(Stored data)
>>>>>

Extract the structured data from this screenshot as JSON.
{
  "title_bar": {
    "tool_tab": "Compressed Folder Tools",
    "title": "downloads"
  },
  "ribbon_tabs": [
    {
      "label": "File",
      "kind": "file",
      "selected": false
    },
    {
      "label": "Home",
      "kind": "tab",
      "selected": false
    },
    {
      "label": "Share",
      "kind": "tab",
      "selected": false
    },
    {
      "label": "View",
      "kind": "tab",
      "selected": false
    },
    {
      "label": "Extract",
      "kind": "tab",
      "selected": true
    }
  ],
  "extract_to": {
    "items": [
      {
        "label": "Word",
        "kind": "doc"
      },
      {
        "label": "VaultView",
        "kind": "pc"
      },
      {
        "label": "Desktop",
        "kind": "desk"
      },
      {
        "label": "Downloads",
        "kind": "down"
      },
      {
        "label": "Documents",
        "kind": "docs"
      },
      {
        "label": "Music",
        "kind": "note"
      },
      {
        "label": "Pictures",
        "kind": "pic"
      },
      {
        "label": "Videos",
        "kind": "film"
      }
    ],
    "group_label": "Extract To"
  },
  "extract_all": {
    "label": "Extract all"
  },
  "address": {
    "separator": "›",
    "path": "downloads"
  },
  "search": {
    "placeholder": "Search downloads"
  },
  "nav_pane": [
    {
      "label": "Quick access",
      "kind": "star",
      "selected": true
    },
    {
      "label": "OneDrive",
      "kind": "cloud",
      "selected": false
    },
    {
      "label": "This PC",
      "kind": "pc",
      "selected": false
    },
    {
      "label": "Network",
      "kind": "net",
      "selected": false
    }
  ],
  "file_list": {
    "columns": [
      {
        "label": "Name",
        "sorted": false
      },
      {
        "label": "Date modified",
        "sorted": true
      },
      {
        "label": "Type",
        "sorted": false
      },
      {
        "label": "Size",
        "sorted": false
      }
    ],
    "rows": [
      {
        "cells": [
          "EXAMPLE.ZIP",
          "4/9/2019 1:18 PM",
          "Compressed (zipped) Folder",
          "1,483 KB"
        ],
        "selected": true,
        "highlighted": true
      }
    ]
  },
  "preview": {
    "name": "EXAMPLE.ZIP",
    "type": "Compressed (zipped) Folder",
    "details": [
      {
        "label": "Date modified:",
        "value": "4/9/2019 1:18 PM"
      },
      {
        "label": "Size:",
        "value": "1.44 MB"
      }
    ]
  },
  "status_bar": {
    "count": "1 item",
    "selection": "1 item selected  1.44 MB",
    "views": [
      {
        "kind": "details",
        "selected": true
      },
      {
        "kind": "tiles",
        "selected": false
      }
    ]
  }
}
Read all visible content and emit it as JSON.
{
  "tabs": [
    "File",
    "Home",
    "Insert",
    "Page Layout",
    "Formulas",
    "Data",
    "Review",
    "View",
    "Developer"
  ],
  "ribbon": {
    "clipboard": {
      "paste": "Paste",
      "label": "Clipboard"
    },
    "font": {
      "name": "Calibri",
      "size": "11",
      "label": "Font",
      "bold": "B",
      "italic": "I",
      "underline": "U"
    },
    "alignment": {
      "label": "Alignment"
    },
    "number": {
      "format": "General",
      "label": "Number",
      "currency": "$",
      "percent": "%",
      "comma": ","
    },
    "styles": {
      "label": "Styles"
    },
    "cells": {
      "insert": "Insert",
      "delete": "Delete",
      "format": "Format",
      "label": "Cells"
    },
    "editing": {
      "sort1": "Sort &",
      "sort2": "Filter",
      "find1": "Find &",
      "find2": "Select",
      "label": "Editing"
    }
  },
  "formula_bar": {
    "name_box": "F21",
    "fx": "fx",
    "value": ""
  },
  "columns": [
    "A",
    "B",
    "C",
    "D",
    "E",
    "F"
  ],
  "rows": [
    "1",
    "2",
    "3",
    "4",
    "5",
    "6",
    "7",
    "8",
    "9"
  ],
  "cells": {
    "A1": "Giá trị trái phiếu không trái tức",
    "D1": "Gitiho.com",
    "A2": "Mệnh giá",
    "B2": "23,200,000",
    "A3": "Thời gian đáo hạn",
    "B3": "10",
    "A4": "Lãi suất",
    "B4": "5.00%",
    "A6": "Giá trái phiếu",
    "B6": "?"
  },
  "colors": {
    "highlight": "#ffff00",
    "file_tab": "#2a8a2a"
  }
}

<<<<<

> _WRITTEN INSTRUCTION_: Every line of the listing that holds "true" should be found and copied.

> _FINISHED EXERCISE_:
      "selected": true
      "selected": true
        "sorted": true
        "selected": true,
        "highlighted": true
        "selected": true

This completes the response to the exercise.